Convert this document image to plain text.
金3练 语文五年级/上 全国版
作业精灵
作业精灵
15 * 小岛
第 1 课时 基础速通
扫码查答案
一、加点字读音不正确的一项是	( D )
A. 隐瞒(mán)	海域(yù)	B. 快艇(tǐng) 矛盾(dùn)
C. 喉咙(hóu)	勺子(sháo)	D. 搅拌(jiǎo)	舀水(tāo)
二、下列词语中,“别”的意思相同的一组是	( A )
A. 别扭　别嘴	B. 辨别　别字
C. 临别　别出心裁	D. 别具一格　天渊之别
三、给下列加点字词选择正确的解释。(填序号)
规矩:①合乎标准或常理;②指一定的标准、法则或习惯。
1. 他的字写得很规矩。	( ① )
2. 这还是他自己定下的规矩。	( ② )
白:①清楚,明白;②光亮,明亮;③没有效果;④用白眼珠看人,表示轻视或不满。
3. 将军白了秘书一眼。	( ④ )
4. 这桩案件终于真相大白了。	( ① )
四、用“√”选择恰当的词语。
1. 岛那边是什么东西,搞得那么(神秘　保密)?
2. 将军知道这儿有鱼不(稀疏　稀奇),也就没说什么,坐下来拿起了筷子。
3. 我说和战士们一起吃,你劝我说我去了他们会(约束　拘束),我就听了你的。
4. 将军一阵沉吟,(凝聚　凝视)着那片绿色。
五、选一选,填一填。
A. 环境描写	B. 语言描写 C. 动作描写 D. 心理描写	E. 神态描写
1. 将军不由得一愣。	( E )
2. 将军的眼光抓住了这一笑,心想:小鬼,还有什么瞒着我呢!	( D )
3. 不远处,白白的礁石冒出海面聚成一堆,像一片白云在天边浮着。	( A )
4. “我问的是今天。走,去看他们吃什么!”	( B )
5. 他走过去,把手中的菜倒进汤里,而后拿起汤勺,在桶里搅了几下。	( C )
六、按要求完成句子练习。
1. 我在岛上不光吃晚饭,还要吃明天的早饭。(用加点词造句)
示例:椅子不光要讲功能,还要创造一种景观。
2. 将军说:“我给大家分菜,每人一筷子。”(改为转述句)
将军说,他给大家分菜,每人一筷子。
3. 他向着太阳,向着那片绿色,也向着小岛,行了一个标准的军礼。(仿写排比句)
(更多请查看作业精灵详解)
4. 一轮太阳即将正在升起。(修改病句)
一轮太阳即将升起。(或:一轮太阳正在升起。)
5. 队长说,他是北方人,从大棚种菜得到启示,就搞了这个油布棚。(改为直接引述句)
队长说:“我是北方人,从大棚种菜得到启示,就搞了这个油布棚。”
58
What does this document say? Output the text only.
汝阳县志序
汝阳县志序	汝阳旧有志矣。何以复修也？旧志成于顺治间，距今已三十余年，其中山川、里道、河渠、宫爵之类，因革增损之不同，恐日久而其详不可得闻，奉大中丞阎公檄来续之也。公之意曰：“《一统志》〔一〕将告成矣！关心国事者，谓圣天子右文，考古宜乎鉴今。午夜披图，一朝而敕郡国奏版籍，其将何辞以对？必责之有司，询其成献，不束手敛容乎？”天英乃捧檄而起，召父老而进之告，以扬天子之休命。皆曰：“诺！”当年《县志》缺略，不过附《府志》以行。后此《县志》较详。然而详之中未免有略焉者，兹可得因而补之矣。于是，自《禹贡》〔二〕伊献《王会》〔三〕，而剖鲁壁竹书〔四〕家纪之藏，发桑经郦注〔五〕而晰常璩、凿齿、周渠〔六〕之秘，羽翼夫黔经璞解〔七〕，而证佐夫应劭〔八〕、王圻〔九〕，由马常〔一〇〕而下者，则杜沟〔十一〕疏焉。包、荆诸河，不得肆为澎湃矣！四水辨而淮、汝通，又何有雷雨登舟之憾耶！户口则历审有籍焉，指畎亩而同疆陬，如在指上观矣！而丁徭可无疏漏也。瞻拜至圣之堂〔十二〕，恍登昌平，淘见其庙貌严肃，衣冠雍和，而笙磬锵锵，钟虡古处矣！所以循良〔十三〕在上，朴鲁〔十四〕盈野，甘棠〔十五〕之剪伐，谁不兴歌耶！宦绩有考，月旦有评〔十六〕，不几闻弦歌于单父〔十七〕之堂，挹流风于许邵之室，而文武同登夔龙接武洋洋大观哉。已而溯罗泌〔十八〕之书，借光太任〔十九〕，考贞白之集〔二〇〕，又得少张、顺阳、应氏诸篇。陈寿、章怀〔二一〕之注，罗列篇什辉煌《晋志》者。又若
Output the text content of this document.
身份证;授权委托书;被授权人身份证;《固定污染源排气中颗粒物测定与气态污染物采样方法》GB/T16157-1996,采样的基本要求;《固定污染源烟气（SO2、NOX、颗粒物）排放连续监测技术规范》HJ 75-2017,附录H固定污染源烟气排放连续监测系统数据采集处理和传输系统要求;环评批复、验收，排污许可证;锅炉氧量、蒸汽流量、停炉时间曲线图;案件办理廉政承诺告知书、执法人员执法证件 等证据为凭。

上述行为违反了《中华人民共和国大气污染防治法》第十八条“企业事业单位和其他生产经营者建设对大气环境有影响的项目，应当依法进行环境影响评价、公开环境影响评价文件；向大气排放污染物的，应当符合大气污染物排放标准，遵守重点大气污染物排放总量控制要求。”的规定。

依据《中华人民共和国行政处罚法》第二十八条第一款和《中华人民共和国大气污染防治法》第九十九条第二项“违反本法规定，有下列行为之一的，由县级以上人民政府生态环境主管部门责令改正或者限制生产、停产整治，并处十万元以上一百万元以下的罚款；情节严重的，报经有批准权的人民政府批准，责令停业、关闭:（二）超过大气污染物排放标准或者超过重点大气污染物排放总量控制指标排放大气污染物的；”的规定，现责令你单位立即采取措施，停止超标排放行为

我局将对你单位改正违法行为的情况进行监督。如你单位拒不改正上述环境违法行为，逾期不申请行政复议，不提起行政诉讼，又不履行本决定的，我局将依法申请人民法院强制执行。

⁂

**WORK TO COMPLETE:**
Find the lines containing "text" and list every one of them.

**RESULT:**
Convert this document image to plain text.
What does this document say? Output the text only.
Output the text content of this document.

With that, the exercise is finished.